━━━ EXTRACTED RECORDS ━━━

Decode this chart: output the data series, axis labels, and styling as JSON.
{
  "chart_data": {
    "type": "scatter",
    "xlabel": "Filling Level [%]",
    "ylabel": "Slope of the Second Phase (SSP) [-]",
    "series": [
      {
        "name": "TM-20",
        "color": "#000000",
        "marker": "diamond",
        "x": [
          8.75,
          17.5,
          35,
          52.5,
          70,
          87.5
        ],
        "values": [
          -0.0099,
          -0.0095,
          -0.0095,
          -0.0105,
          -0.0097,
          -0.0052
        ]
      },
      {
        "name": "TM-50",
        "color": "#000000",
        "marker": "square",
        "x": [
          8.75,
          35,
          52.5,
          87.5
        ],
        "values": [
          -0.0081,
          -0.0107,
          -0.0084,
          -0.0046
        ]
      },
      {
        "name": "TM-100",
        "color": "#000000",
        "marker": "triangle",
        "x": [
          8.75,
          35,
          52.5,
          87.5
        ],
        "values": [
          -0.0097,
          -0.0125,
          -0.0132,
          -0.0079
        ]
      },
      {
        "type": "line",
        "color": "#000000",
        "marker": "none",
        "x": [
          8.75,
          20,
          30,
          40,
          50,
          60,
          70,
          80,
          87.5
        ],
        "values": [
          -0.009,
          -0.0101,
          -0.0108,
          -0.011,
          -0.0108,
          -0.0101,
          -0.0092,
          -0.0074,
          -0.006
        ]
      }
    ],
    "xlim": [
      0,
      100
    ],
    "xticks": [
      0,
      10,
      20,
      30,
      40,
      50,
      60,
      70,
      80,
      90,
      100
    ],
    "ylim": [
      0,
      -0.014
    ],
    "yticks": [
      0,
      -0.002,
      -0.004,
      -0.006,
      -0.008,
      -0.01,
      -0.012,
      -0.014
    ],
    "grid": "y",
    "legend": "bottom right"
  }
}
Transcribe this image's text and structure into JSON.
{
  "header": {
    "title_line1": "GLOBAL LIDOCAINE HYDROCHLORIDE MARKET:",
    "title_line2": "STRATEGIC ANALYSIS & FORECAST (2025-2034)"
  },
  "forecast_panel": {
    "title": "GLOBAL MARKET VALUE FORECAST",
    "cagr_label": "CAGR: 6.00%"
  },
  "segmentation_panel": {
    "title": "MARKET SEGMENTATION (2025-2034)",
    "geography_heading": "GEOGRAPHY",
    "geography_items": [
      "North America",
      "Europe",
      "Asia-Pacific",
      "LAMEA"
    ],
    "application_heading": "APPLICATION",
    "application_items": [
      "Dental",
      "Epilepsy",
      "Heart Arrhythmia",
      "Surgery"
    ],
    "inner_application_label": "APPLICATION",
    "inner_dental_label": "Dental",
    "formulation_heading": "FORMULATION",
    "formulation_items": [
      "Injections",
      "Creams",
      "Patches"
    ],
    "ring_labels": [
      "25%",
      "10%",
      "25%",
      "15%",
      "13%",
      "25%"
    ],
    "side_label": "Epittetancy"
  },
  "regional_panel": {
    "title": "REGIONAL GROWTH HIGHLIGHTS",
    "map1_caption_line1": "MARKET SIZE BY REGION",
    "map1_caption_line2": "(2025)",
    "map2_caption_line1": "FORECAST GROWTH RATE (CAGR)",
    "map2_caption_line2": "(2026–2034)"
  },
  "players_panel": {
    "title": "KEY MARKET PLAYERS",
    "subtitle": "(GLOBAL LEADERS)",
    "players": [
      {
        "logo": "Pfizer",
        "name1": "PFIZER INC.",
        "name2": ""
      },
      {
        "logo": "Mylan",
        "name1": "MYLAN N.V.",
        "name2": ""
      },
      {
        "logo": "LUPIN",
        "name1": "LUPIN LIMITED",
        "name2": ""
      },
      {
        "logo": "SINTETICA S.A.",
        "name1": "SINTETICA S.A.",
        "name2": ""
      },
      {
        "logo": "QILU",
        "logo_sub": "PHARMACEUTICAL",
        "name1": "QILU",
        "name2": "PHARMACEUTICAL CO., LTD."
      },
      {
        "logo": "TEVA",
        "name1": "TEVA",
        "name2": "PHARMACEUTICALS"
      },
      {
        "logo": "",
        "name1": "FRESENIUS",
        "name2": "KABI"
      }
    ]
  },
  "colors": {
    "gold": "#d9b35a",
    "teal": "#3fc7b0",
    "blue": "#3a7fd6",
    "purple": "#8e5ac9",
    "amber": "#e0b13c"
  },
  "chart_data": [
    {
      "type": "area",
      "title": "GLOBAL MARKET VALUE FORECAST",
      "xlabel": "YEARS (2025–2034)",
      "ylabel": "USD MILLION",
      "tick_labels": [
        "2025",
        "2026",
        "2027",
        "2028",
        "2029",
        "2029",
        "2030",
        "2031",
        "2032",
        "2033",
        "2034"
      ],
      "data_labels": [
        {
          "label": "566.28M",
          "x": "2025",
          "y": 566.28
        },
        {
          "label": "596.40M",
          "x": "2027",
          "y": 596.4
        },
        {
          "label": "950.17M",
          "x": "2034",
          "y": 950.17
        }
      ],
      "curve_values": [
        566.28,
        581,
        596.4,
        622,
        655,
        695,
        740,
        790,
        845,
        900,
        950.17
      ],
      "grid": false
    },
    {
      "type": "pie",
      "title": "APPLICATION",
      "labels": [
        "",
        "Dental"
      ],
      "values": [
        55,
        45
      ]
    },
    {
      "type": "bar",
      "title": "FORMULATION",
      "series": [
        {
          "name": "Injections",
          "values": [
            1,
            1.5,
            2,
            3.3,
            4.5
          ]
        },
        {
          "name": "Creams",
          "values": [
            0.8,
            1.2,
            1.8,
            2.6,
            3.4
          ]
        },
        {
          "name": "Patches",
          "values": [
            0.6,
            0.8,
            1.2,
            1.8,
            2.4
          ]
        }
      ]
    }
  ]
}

━━━
━━━ EXTRACTED RECORDS ━━━

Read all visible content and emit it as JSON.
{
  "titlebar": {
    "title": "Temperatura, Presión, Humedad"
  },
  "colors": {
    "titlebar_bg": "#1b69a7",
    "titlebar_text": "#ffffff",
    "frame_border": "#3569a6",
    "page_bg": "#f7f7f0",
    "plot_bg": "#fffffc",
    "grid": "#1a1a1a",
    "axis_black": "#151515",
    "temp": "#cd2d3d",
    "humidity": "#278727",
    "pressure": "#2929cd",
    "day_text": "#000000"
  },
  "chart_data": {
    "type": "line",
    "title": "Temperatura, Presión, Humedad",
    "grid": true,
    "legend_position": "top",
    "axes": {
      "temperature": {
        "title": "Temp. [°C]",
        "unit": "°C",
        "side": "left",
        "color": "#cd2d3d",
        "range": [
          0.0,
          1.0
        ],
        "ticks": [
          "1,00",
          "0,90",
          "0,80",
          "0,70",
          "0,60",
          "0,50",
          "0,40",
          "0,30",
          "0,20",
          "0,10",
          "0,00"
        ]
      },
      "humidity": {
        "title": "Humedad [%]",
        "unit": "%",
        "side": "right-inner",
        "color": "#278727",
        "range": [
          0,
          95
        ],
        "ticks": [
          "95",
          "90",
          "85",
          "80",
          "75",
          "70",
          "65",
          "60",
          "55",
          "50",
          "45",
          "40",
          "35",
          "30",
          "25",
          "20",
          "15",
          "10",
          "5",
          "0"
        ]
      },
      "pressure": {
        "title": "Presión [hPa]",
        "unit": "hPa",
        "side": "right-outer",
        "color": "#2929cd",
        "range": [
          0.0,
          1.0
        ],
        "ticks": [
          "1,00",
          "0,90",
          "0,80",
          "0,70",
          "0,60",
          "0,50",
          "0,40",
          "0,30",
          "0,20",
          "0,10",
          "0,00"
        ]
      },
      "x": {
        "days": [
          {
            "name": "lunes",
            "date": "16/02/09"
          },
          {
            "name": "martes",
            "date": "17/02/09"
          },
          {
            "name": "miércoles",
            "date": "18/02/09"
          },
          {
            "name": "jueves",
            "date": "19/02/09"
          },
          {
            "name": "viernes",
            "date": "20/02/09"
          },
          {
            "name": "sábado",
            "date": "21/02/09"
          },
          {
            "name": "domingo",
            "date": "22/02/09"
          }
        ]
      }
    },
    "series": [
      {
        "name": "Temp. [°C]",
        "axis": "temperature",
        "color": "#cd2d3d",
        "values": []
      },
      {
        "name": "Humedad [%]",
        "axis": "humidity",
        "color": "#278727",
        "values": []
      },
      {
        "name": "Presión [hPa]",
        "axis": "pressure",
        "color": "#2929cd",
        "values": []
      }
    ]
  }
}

━━━

[SHORT PROBLEM]: Copy out every line of the data that includes "CAGR".

[FINISHED TASK]:
    "cagr_label": "CAGR: 6.00%"
    "map2_caption_line1": "FORECAST GROWTH RATE (CAGR)",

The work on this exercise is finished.